- MATERIAL PROVIDED
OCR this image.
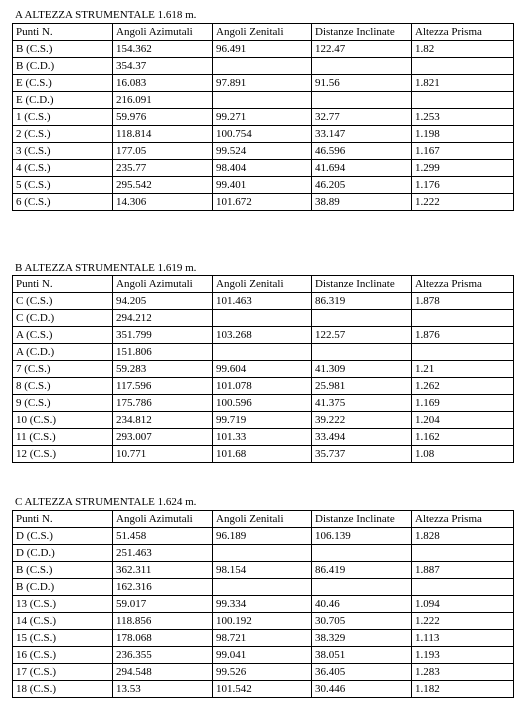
A ALTEZZA STRUMENTALE 1.618 m.
Punti N.	Angoli Azimutali	Angoli Zenitali	Distanze Inclinate	Altezza Prisma
B (C.S.)	154.362	96.491	122.47	1.82
B (C.D.)	354.37			
E (C.S.)	16.083	97.891	91.56	1.821
E (C.D.)	216.091			
1 (C.S.)	59.976	99.271	32.77	1.253
2 (C.S.)	118.814	100.754	33.147	1.198
3 (C.S.)	177.05	99.524	46.596	1.167
4 (C.S.)	235.77	98.404	41.694	1.299
5 (C.S.)	295.542	99.401	46.205	1.176
6 (C.S.)	14.306	101.672	38.89	1.222
B ALTEZZA STRUMENTALE 1.619 m.
Punti N.	Angoli Azimutali	Angoli Zenitali	Distanze Inclinate	Altezza Prisma
C (C.S.)	94.205	101.463	86.319	1.878
C (C.D.)	294.212			
A (C.S.)	351.799	103.268	122.57	1.876
A (C.D.)	151.806			
7 (C.S.)	59.283	99.604	41.309	1.21
8 (C.S.)	117.596	101.078	25.981	1.262
9 (C.S.)	175.786	100.596	41.375	1.169
10 (C.S.)	234.812	99.719	39.222	1.204
11 (C.S.)	293.007	101.33	33.494	1.162
12 (C.S.)	10.771	101.68	35.737	1.08
C ALTEZZA STRUMENTALE 1.624 m.
Punti N.	Angoli Azimutali	Angoli Zenitali	Distanze Inclinate	Altezza Prisma
D (C.S.)	51.458	96.189	106.139	1.828
D (C.D.)	251.463			
B (C.S.)	362.311	98.154	86.419	1.887
B (C.D.)	162.316			
13 (C.S.)	59.017	99.334	40.46	1.094
14 (C.S.)	118.856	100.192	30.705	1.222
15 (C.S.)	178.068	98.721	38.329	1.113
16 (C.S.)	236.355	99.041	38.051	1.193
17 (C.S.)	294.548	99.526	36.405	1.283
18 (C.S.)	13.53	101.542	30.446	1.182
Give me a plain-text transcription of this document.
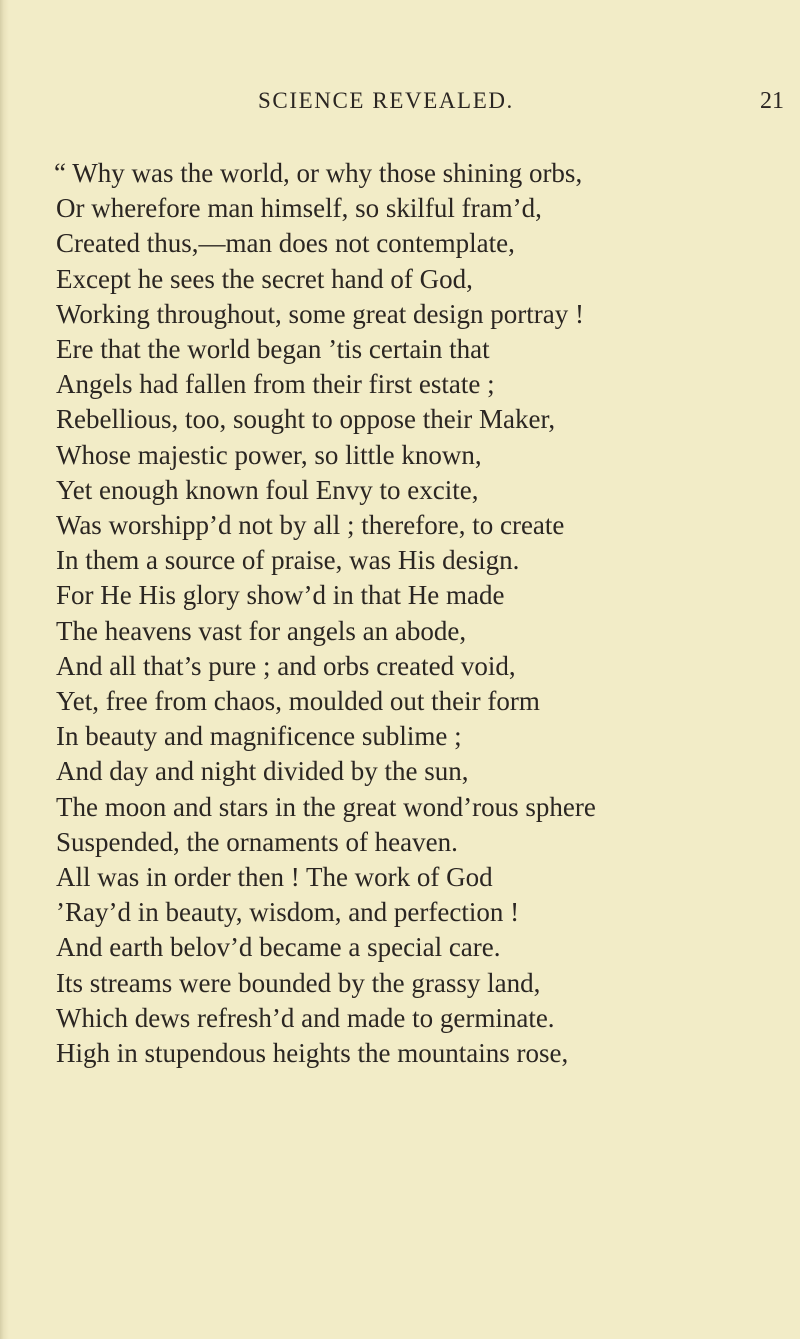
SCIENCE REVEALED.	21
“ Why was the world, or why those shining orbs,
Or wherefore man himself, so skilful fram’d,
Created thus,—man does not contemplate,
Except he sees the secret hand of God,
Working throughout, some great design portray !
Ere that the world began ’tis certain that
Angels had fallen from their first estate ;
Rebellious, too, sought to oppose their Maker,
Whose majestic power, so little known,
Yet enough known foul Envy to excite,
Was worshipp’d not by all ; therefore, to create
In them a source of praise, was His design.
For He His glory show’d in that He made
The heavens vast for angels an abode,
And all that’s pure ; and orbs created void,
Yet, free from chaos, moulded out their form
In beauty and magnificence sublime ;
And day and night divided by the sun,
The moon and stars in the great wond’rous sphere
Suspended, the ornaments of heaven.
All was in order then ! The work of God
’Ray’d in beauty, wisdom, and perfection !
And earth belov’d became a special care.
Its streams were bounded by the grassy land,
Which dews refresh’d and made to germinate.
High in stupendous heights the mountains rose,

- TASK BRIEF
Leave out the pictures and return every record word for word.

- TASK RESULT
OCR this image.
A ALTEZZA STRUMENTALE 1.618 m.
Punti N.	Angoli Azimutali	Angoli Zenitali	Distanze Inclinate	Altezza Prisma
B (C.S.)	154.362	96.491	122.47	1.82
B (C.D.)	354.37			
E (C.S.)	16.083	97.891	91.56	1.821
E (C.D.)	216.091			
1 (C.S.)	59.976	99.271	32.77	1.253
2 (C.S.)	118.814	100.754	33.147	1.198
3 (C.S.)	177.05	99.524	46.596	1.167
4 (C.S.)	235.77	98.404	41.694	1.299
5 (C.S.)	295.542	99.401	46.205	1.176
6 (C.S.)	14.306	101.672	38.89	1.222
B ALTEZZA STRUMENTALE 1.619 m.
Punti N.	Angoli Azimutali	Angoli Zenitali	Distanze Inclinate	Altezza Prisma
C (C.S.)	94.205	101.463	86.319	1.878
C (C.D.)	294.212			
A (C.S.)	351.799	103.268	122.57	1.876
A (C.D.)	151.806			
7 (C.S.)	59.283	99.604	41.309	1.21
8 (C.S.)	117.596	101.078	25.981	1.262
9 (C.S.)	175.786	100.596	41.375	1.169
10 (C.S.)	234.812	99.719	39.222	1.204
11 (C.S.)	293.007	101.33	33.494	1.162
12 (C.S.)	10.771	101.68	35.737	1.08
C ALTEZZA STRUMENTALE 1.624 m.
Punti N.	Angoli Azimutali	Angoli Zenitali	Distanze Inclinate	Altezza Prisma
D (C.S.)	51.458	96.189	106.139	1.828
D (C.D.)	251.463			
B (C.S.)	362.311	98.154	86.419	1.887
B (C.D.)	162.316			
13 (C.S.)	59.017	99.334	40.46	1.094
14 (C.S.)	118.856	100.192	30.705	1.222
15 (C.S.)	178.068	98.721	38.329	1.113
16 (C.S.)	236.355	99.041	38.051	1.193
17 (C.S.)	294.548	99.526	36.405	1.283
18 (C.S.)	13.53	101.542	30.446	1.182
Give me a plain-text transcription of this document.
SCIENCE REVEALED.	21
“ Why was the world, or why those shining orbs,
Or wherefore man himself, so skilful fram’d,
Created thus,—man does not contemplate,
Except he sees the secret hand of God,
Working throughout, some great design portray !
Ere that the world began ’tis certain that
Angels had fallen from their first estate ;
Rebellious, too, sought to oppose their Maker,
Whose majestic power, so little known,
Yet enough known foul Envy to excite,
Was worshipp’d not by all ; therefore, to create
In them a source of praise, was His design.
For He His glory show’d in that He made
The heavens vast for angels an abode,
And all that’s pure ; and orbs created void,
Yet, free from chaos, moulded out their form
In beauty and magnificence sublime ;
And day and night divided by the sun,
The moon and stars in the great wond’rous sphere
Suspended, the ornaments of heaven.
All was in order then ! The work of God
’Ray’d in beauty, wisdom, and perfection !
And earth belov’d became a special care.
Its streams were bounded by the grassy land,
Which dews refresh’d and made to germinate.
High in stupendous heights the mountains rose,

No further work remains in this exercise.